Which lines in the records below contain the word "Noncytox"? Copy each one out.

Supplied records:
————————

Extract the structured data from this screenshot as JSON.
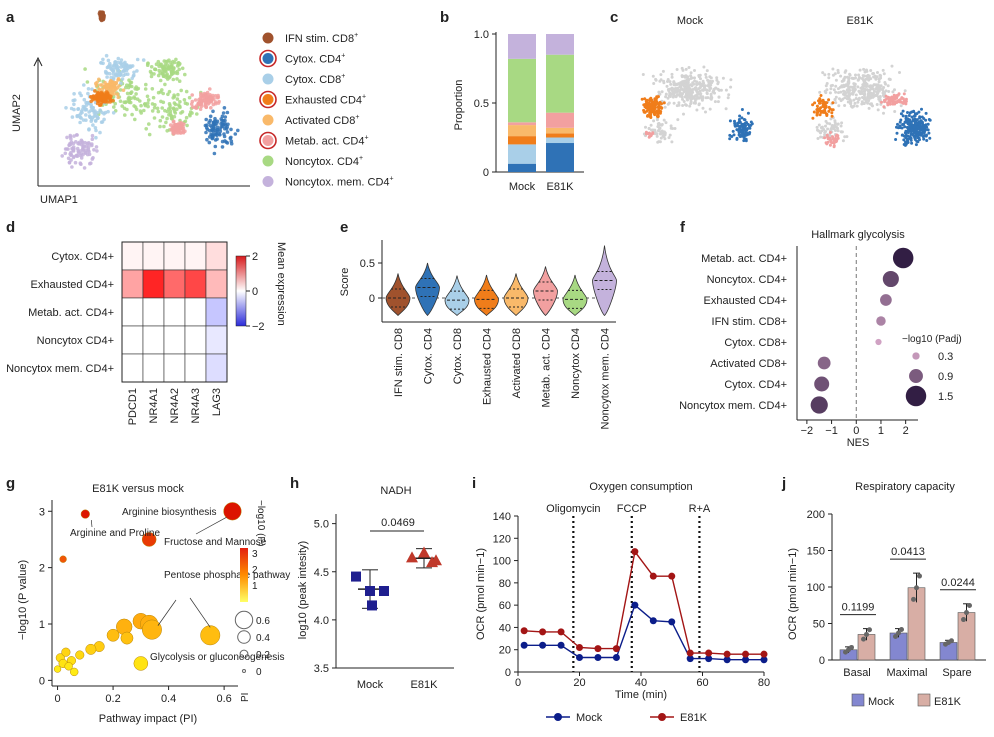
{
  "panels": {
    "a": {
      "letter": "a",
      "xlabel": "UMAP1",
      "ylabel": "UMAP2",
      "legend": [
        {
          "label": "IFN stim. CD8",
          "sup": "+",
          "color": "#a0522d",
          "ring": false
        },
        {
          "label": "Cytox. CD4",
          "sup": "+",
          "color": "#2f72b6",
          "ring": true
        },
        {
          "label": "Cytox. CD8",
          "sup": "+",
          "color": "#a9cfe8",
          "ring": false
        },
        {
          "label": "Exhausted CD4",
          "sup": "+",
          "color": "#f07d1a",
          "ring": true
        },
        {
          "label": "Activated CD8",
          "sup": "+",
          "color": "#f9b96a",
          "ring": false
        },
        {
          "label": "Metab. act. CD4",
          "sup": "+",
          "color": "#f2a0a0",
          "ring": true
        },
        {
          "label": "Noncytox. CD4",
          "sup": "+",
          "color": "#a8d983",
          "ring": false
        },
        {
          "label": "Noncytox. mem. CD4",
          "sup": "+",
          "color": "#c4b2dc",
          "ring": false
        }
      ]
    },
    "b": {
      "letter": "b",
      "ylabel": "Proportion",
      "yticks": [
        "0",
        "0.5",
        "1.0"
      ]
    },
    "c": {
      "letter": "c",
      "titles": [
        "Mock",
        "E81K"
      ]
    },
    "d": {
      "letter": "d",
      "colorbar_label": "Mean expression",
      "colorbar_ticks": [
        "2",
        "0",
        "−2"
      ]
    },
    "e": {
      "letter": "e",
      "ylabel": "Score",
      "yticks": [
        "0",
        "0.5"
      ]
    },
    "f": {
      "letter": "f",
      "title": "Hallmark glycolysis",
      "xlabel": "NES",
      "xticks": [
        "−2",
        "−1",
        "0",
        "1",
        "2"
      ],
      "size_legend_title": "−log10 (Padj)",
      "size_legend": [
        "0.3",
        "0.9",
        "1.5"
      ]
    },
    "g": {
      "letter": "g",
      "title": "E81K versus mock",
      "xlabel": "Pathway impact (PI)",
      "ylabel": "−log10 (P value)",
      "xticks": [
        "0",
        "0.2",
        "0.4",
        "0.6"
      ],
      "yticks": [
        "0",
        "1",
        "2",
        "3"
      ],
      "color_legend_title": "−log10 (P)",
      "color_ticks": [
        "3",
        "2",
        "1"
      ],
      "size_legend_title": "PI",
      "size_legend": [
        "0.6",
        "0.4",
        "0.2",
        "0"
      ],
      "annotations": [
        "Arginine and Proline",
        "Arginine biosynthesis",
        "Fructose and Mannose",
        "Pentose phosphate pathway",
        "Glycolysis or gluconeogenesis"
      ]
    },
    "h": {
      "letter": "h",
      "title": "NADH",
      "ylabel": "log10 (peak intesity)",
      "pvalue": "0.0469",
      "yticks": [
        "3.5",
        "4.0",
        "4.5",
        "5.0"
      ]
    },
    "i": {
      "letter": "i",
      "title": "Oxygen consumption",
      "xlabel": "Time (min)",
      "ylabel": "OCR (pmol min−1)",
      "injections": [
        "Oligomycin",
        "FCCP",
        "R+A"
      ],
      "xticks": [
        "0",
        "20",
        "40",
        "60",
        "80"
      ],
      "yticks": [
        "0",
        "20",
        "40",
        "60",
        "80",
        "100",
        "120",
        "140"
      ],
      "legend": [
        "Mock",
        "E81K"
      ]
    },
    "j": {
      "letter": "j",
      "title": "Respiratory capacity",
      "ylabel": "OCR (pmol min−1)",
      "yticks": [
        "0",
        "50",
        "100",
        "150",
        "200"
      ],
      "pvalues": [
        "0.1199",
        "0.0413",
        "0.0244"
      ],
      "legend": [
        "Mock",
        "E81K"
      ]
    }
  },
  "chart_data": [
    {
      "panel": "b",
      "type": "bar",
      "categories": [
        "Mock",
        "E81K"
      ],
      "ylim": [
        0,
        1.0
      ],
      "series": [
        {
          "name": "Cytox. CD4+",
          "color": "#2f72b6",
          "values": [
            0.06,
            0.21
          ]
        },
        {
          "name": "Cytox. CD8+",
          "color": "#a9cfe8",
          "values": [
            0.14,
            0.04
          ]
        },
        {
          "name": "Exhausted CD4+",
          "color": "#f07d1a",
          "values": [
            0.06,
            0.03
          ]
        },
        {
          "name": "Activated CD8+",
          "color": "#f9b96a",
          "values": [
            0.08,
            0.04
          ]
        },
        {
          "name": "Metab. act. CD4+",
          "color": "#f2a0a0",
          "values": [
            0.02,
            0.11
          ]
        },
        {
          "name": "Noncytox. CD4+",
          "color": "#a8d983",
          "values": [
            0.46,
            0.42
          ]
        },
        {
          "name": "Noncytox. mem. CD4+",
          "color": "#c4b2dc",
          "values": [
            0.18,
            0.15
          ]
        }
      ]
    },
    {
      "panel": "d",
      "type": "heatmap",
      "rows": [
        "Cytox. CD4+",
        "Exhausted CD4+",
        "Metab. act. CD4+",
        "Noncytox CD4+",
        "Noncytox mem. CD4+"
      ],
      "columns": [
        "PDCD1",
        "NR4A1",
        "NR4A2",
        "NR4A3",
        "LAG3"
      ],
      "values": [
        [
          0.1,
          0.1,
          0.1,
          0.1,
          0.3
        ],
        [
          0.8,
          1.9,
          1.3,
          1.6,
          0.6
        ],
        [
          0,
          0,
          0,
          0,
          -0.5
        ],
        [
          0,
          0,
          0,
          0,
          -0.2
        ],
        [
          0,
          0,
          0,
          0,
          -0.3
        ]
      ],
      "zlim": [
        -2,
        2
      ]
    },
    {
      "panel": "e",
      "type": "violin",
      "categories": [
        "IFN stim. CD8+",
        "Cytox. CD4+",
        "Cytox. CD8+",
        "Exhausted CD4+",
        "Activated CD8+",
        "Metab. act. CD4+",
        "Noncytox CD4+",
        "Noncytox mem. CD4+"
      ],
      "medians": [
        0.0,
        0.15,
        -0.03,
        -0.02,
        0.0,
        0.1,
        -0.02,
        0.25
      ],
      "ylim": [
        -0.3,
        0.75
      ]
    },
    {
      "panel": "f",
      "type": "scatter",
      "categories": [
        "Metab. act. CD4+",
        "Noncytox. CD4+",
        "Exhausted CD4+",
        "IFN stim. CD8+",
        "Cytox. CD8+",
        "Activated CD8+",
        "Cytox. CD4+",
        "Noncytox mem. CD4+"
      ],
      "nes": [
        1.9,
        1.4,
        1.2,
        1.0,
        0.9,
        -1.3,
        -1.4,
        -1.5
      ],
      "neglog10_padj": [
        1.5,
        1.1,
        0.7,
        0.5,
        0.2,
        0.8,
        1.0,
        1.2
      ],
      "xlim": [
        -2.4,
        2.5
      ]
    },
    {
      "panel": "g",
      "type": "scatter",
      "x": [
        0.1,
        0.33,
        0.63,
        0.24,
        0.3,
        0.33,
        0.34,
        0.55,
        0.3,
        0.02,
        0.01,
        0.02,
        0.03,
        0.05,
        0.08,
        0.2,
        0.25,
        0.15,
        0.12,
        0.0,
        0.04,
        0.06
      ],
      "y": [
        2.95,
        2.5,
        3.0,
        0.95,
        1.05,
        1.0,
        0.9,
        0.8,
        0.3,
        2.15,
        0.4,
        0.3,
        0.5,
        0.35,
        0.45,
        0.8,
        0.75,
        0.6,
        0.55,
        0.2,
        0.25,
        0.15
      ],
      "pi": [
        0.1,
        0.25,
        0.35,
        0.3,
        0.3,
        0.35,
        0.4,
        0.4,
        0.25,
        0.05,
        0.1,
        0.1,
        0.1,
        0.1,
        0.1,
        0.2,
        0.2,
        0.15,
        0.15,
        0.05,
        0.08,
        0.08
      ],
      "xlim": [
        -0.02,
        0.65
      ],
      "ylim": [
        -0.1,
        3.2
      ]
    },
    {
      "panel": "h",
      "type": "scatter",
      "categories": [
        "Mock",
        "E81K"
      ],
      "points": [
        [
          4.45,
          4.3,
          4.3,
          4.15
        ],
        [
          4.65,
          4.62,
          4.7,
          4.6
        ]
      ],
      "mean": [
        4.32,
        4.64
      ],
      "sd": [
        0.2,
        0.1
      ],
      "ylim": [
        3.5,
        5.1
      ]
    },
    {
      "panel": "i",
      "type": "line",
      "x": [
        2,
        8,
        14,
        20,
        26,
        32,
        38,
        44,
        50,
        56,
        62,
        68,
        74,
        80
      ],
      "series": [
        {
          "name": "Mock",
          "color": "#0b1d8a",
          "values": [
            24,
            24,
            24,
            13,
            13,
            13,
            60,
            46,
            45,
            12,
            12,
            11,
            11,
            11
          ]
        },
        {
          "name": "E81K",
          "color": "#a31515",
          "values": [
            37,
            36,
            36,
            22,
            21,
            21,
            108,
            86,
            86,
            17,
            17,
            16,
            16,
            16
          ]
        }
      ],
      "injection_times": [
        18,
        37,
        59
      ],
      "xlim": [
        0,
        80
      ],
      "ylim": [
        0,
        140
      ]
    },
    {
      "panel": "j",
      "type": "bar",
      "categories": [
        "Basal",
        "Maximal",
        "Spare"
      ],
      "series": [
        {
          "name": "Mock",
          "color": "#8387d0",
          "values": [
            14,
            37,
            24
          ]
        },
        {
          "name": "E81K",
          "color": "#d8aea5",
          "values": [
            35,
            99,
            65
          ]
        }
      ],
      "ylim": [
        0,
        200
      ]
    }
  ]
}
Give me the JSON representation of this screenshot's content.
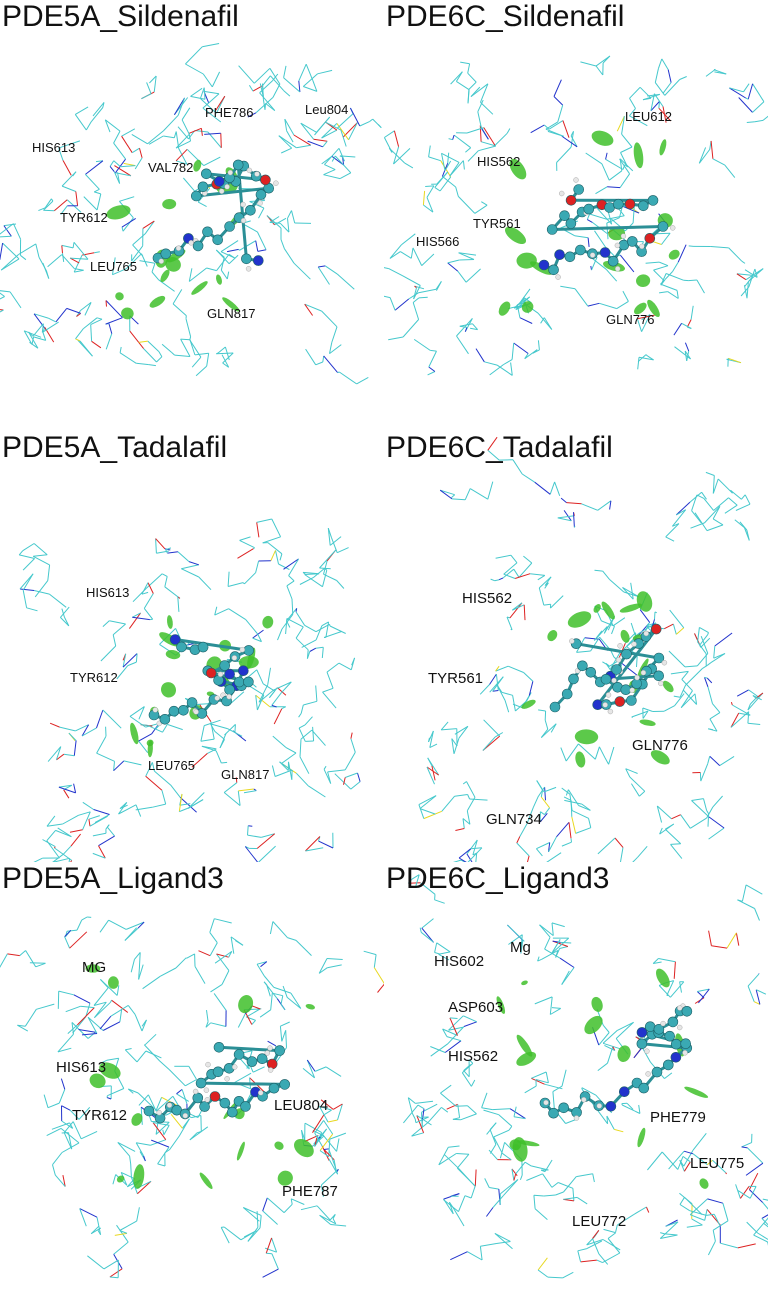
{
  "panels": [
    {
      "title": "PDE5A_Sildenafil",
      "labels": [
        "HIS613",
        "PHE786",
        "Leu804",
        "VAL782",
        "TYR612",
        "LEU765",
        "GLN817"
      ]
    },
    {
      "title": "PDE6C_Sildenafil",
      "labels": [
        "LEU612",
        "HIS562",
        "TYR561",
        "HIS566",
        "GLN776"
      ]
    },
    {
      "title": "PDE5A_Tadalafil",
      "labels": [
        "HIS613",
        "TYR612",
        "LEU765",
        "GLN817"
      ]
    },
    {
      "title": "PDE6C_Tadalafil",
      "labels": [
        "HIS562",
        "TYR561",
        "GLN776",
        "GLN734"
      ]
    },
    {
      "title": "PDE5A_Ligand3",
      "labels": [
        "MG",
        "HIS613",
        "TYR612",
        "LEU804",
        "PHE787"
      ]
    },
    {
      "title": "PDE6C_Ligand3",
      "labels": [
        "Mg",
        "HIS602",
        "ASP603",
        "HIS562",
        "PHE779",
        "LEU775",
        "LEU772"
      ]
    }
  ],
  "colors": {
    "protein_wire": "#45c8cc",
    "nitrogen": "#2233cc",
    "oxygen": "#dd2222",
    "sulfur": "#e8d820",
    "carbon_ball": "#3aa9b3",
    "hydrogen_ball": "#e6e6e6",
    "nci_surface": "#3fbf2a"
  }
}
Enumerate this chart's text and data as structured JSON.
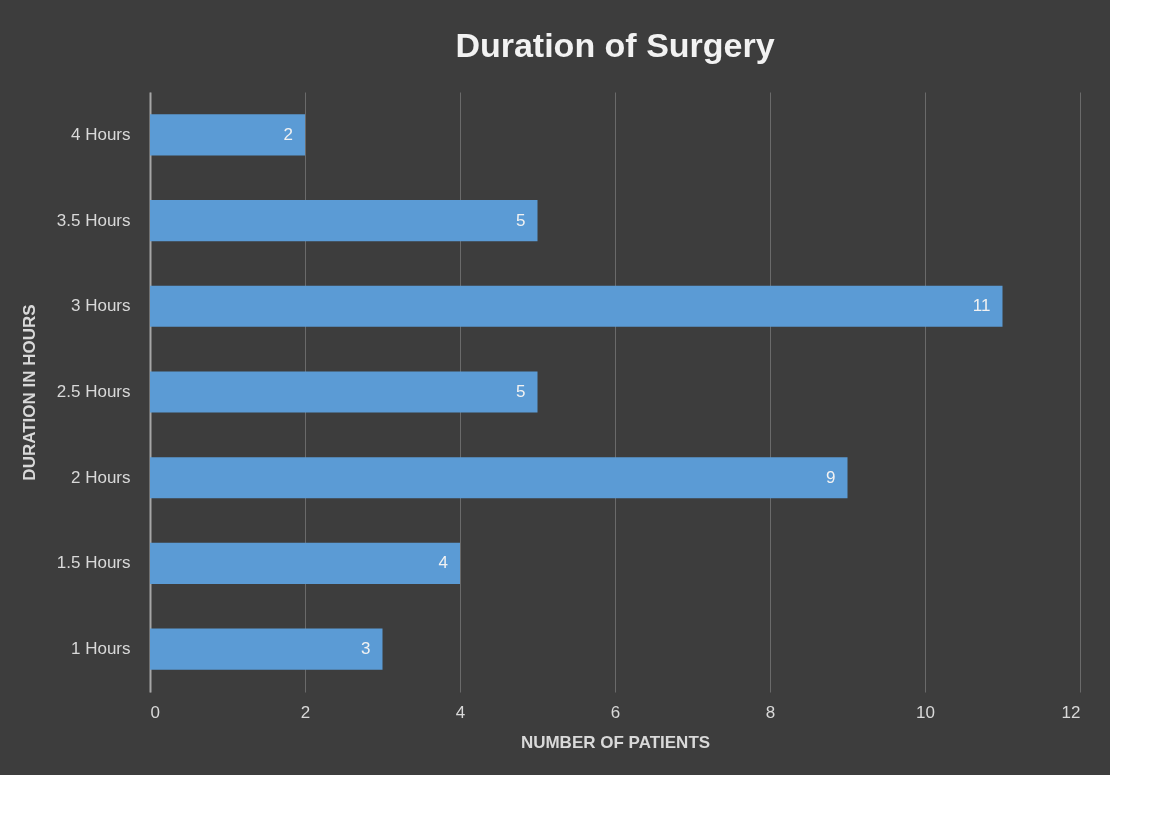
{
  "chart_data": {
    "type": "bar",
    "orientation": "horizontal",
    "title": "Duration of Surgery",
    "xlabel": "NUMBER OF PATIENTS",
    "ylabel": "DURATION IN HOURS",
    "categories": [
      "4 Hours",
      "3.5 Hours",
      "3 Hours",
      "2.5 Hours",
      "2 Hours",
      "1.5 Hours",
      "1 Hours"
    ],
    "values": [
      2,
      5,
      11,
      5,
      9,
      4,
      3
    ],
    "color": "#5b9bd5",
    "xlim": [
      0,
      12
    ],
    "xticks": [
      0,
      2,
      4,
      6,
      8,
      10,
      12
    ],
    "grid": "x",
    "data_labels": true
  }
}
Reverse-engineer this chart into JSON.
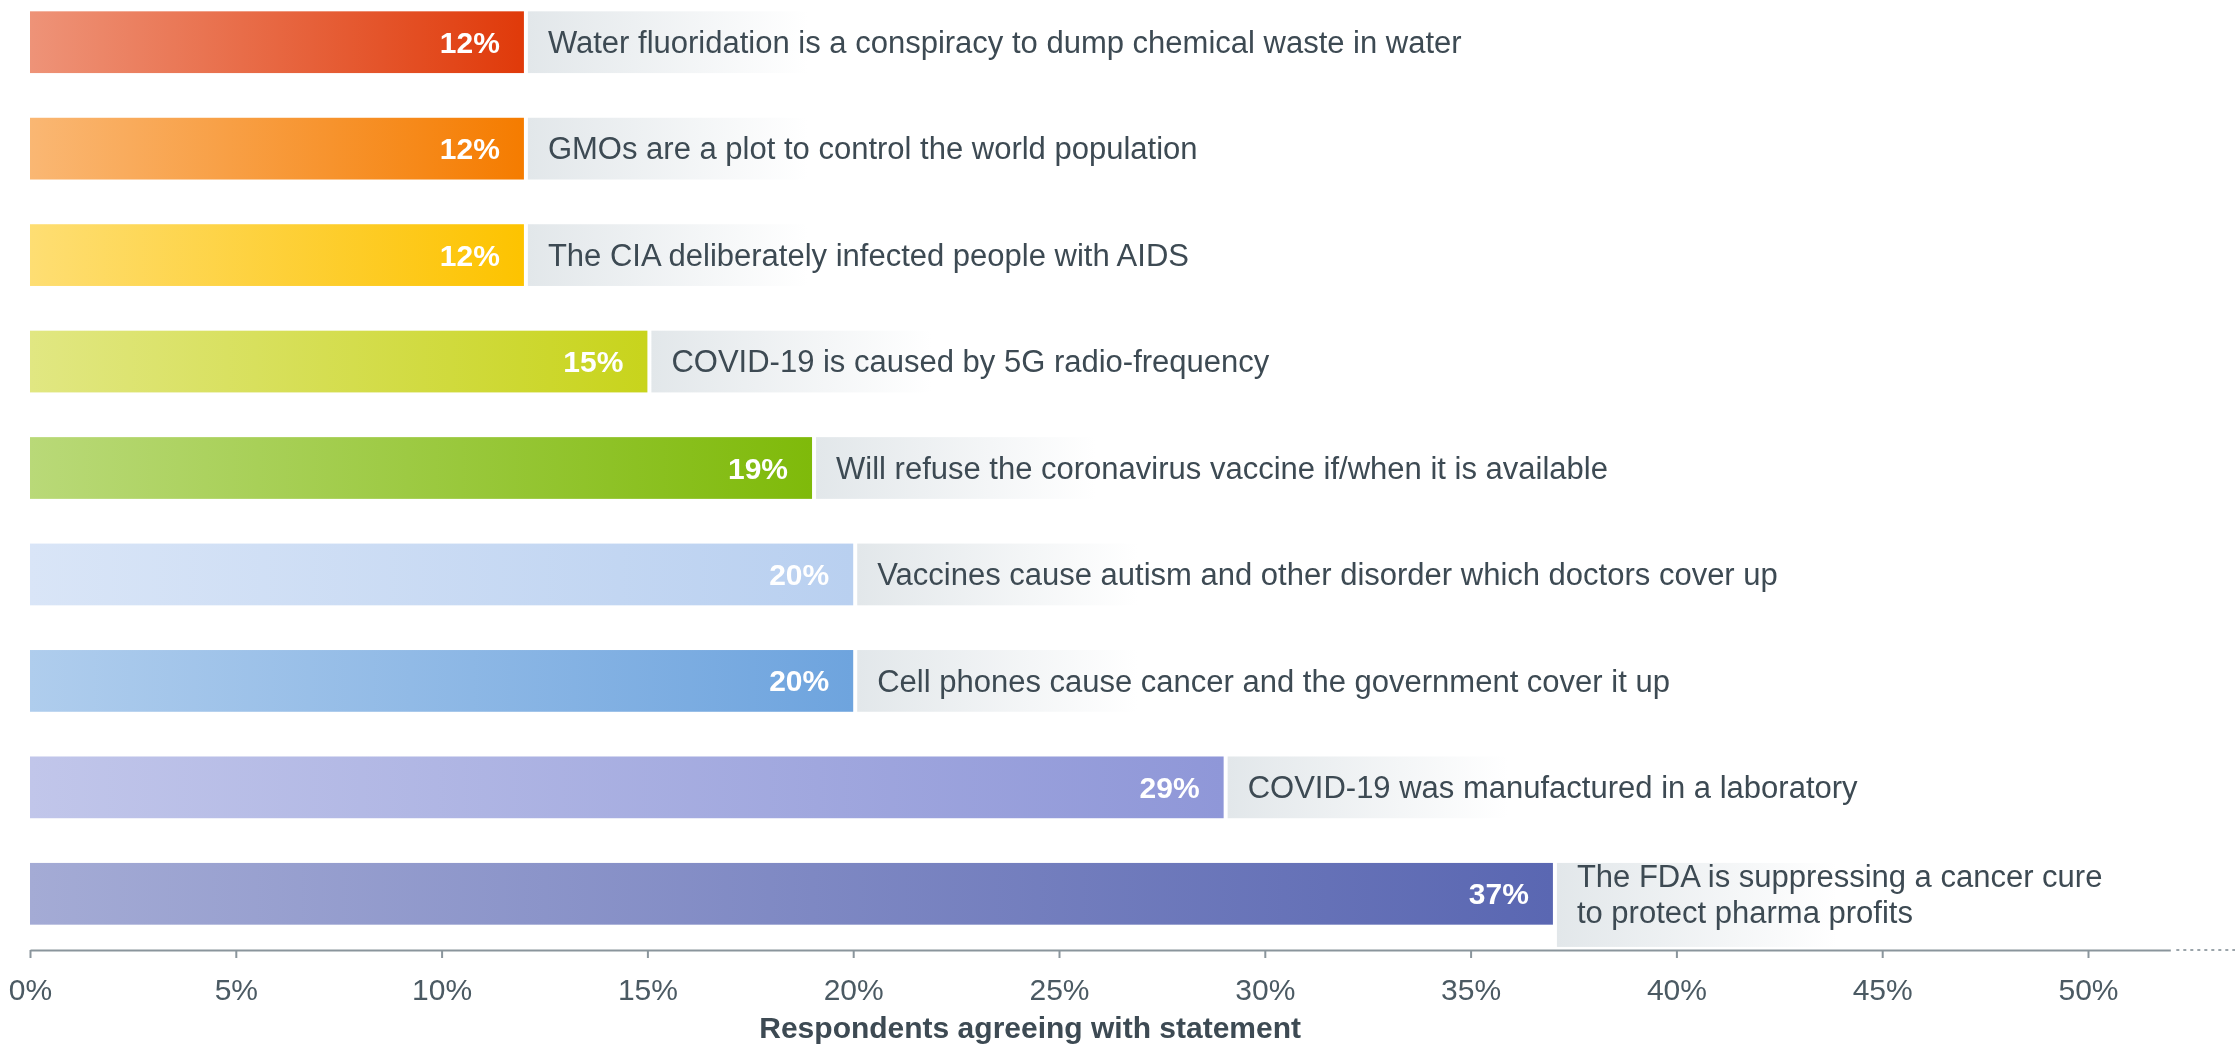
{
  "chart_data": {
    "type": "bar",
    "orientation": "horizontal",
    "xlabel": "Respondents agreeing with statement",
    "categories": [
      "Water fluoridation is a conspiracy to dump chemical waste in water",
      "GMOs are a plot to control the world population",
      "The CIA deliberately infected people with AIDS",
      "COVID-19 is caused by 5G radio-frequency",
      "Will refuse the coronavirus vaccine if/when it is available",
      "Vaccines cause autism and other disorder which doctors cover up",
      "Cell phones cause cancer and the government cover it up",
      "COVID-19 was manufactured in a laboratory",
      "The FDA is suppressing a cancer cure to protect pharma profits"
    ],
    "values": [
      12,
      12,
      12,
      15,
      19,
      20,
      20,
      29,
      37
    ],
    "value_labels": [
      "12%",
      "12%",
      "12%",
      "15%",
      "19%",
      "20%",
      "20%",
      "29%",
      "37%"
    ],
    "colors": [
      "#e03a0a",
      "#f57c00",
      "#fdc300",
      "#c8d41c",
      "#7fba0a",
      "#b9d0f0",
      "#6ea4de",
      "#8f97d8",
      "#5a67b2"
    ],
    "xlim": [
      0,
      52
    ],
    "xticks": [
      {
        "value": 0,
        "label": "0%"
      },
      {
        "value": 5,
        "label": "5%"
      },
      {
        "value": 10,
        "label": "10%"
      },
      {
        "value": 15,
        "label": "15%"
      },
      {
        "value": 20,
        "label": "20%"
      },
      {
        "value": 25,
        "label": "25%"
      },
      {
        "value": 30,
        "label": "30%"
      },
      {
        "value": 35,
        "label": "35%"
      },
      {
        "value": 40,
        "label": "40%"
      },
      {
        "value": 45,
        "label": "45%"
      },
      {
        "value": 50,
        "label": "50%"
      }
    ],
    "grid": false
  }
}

————————

Response to the exercise:
          "label": "Noncytox. CD4",
          "label": "Noncytox. mem. CD4",
          "name": "Noncytox. CD4+",
          "name": "Noncytox. mem. CD4+",
        "Noncytox CD4+",
        "Noncytox mem. CD4+"
        "Noncytox CD4+",
        "Noncytox mem. CD4+"
        "Noncytox. CD4+",
        "Noncytox mem. CD4+"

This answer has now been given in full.